● EXERCISE DIRECTIONS: Reproduce the listing below exactly. Pictures do not belong in the copy.

● Extracted records:
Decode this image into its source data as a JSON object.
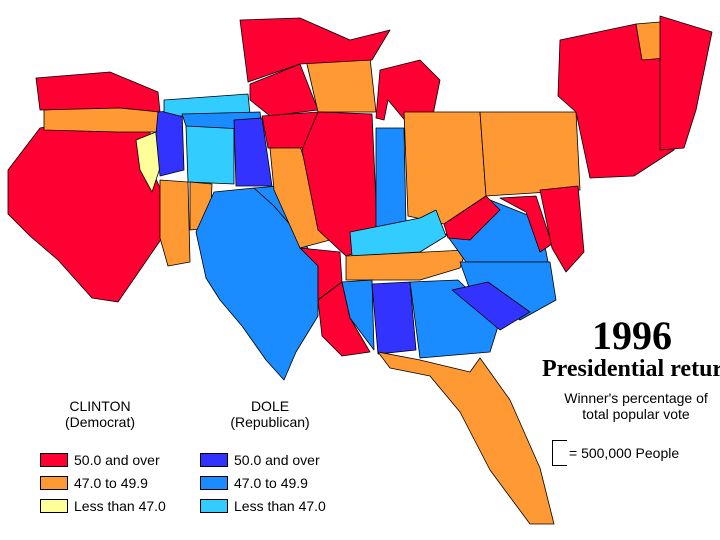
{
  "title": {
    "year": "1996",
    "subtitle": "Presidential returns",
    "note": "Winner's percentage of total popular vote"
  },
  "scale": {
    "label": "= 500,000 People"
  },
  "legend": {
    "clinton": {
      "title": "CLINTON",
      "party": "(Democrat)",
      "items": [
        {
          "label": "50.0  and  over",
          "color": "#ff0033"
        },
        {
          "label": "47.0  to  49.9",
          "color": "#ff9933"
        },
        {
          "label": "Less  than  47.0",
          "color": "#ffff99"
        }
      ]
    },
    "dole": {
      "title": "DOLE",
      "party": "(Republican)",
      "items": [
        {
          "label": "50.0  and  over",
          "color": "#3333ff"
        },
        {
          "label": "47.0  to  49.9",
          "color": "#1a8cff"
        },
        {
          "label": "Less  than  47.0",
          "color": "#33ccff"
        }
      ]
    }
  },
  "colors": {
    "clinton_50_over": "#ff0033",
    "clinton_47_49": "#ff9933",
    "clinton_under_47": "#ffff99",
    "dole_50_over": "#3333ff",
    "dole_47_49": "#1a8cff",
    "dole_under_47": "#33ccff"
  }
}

● TASK ANSWER:
Decode this image into its source data as a JSON object.
{
  "title": {
    "year": "1996",
    "subtitle": "Presidential returns",
    "note": "Winner's percentage of total popular vote"
  },
  "scale": {
    "label": "= 500,000 People"
  },
  "legend": {
    "clinton": {
      "title": "CLINTON",
      "party": "(Democrat)",
      "items": [
        {
          "label": "50.0  and  over",
          "color": "#ff0033"
        },
        {
          "label": "47.0  to  49.9",
          "color": "#ff9933"
        },
        {
          "label": "Less  than  47.0",
          "color": "#ffff99"
        }
      ]
    },
    "dole": {
      "title": "DOLE",
      "party": "(Republican)",
      "items": [
        {
          "label": "50.0  and  over",
          "color": "#3333ff"
        },
        {
          "label": "47.0  to  49.9",
          "color": "#1a8cff"
        },
        {
          "label": "Less  than  47.0",
          "color": "#33ccff"
        }
      ]
    }
  },
  "colors": {
    "clinton_50_over": "#ff0033",
    "clinton_47_49": "#ff9933",
    "clinton_under_47": "#ffff99",
    "dole_50_over": "#3333ff",
    "dole_47_49": "#1a8cff",
    "dole_under_47": "#33ccff"
  }
}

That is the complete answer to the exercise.